Transcribe the records below exactly, leaving out any pictures.

________

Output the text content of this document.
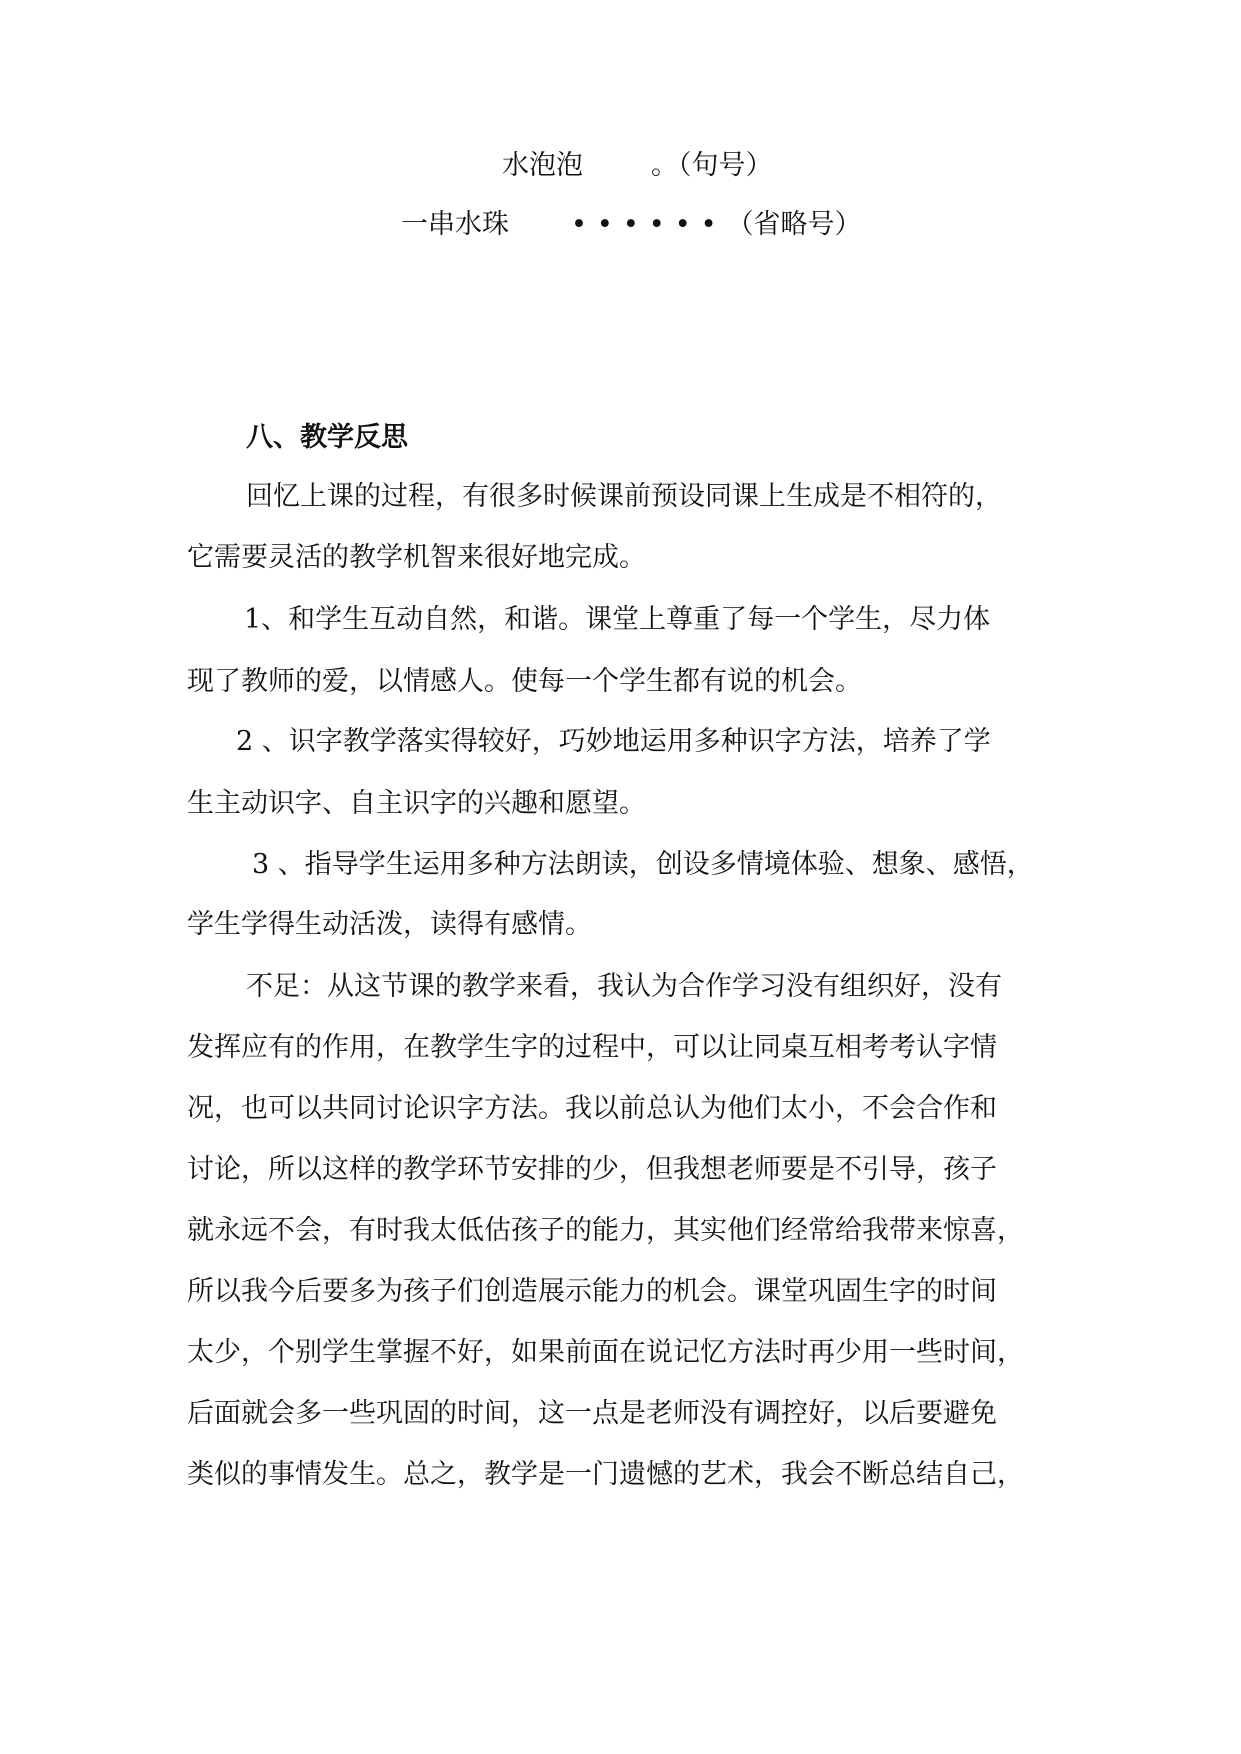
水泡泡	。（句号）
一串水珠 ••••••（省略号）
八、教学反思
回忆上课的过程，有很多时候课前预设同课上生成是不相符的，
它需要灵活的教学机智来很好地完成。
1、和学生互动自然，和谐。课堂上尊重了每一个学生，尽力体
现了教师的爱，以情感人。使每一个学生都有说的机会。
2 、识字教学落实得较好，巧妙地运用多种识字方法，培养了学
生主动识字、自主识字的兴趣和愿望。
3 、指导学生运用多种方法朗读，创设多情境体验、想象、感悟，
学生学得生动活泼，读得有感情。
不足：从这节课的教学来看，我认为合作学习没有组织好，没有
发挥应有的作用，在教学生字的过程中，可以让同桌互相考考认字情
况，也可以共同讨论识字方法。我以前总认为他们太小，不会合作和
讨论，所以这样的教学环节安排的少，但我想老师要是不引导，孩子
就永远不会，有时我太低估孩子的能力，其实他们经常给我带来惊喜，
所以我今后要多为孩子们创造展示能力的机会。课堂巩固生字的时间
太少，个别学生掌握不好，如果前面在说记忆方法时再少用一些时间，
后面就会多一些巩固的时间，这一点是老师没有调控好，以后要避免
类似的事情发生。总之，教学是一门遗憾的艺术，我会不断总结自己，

________

◆ Full response
Output the text content of this document.
水泡泡	。（句号）
一串水珠 ••••••（省略号）
八、教学反思
回忆上课的过程，有很多时候课前预设同课上生成是不相符的，
它需要灵活的教学机智来很好地完成。
1、和学生互动自然，和谐。课堂上尊重了每一个学生，尽力体
现了教师的爱，以情感人。使每一个学生都有说的机会。
2 、识字教学落实得较好，巧妙地运用多种识字方法，培养了学
生主动识字、自主识字的兴趣和愿望。
3 、指导学生运用多种方法朗读，创设多情境体验、想象、感悟，
学生学得生动活泼，读得有感情。
不足：从这节课的教学来看，我认为合作学习没有组织好，没有
发挥应有的作用，在教学生字的过程中，可以让同桌互相考考认字情
况，也可以共同讨论识字方法。我以前总认为他们太小，不会合作和
讨论，所以这样的教学环节安排的少，但我想老师要是不引导，孩子
就永远不会，有时我太低估孩子的能力，其实他们经常给我带来惊喜，
所以我今后要多为孩子们创造展示能力的机会。课堂巩固生字的时间
太少，个别学生掌握不好，如果前面在说记忆方法时再少用一些时间，
后面就会多一些巩固的时间，这一点是老师没有调控好，以后要避免
类似的事情发生。总之，教学是一门遗憾的艺术，我会不断总结自己，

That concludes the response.